## Recorded information
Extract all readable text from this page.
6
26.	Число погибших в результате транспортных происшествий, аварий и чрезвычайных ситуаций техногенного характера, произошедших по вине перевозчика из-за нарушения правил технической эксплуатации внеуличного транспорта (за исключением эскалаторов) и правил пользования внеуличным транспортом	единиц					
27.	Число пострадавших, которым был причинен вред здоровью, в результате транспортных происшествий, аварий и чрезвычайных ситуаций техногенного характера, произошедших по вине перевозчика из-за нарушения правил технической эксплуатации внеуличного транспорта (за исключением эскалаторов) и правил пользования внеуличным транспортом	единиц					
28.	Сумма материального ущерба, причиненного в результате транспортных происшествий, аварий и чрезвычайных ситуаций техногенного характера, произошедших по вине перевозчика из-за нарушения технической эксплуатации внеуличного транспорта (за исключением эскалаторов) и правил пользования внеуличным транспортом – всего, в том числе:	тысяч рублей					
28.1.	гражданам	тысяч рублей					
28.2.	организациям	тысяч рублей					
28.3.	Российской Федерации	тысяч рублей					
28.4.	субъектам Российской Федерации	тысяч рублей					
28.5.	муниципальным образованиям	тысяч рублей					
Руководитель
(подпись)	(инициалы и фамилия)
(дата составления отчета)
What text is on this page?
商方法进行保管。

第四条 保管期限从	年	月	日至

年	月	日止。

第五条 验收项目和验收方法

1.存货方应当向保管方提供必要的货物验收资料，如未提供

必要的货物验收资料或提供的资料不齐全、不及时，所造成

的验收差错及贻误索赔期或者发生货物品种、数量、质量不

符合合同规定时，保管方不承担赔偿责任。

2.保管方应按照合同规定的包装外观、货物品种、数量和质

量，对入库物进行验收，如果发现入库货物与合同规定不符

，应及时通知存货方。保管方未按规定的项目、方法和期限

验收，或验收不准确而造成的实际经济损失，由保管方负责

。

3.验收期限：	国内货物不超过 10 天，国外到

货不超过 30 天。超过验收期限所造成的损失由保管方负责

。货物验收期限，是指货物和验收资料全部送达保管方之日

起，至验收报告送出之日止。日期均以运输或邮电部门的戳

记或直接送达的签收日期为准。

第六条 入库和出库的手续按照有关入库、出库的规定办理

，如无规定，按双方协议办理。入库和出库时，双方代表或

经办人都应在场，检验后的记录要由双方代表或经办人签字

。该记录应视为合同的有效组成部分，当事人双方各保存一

## The exercise
Copy out all of the records shown above exactly.

## Correct output
Extract all readable text from this page.
6
26.	Число погибших в результате транспортных происшествий, аварий и чрезвычайных ситуаций техногенного характера, произошедших по вине перевозчика из-за нарушения правил технической эксплуатации внеуличного транспорта (за исключением эскалаторов) и правил пользования внеуличным транспортом	единиц					
27.	Число пострадавших, которым был причинен вред здоровью, в результате транспортных происшествий, аварий и чрезвычайных ситуаций техногенного характера, произошедших по вине перевозчика из-за нарушения правил технической эксплуатации внеуличного транспорта (за исключением эскалаторов) и правил пользования внеуличным транспортом	единиц					
28.	Сумма материального ущерба, причиненного в результате транспортных происшествий, аварий и чрезвычайных ситуаций техногенного характера, произошедших по вине перевозчика из-за нарушения технической эксплуатации внеуличного транспорта (за исключением эскалаторов) и правил пользования внеуличным транспортом – всего, в том числе:	тысяч рублей					
28.1.	гражданам	тысяч рублей					
28.2.	организациям	тысяч рублей					
28.3.	Российской Федерации	тысяч рублей					
28.4.	субъектам Российской Федерации	тысяч рублей					
28.5.	муниципальным образованиям	тысяч рублей					
Руководитель
(подпись)	(инициалы и фамилия)
(дата составления отчета)
What text is on this page?
商方法进行保管。

第四条 保管期限从	年	月	日至

年	月	日止。

第五条 验收项目和验收方法

1.存货方应当向保管方提供必要的货物验收资料，如未提供

必要的货物验收资料或提供的资料不齐全、不及时，所造成

的验收差错及贻误索赔期或者发生货物品种、数量、质量不

符合合同规定时，保管方不承担赔偿责任。

2.保管方应按照合同规定的包装外观、货物品种、数量和质

量，对入库物进行验收，如果发现入库货物与合同规定不符

，应及时通知存货方。保管方未按规定的项目、方法和期限

验收，或验收不准确而造成的实际经济损失，由保管方负责

。

3.验收期限：	国内货物不超过 10 天，国外到

货不超过 30 天。超过验收期限所造成的损失由保管方负责

。货物验收期限，是指货物和验收资料全部送达保管方之日

起，至验收报告送出之日止。日期均以运输或邮电部门的戳

记或直接送达的签收日期为准。

第六条 入库和出库的手续按照有关入库、出库的规定办理

，如无规定，按双方协议办理。入库和出库时，双方代表或

经办人都应在场，检验后的记录要由双方代表或经办人签字

。该记录应视为合同的有效组成部分，当事人双方各保存一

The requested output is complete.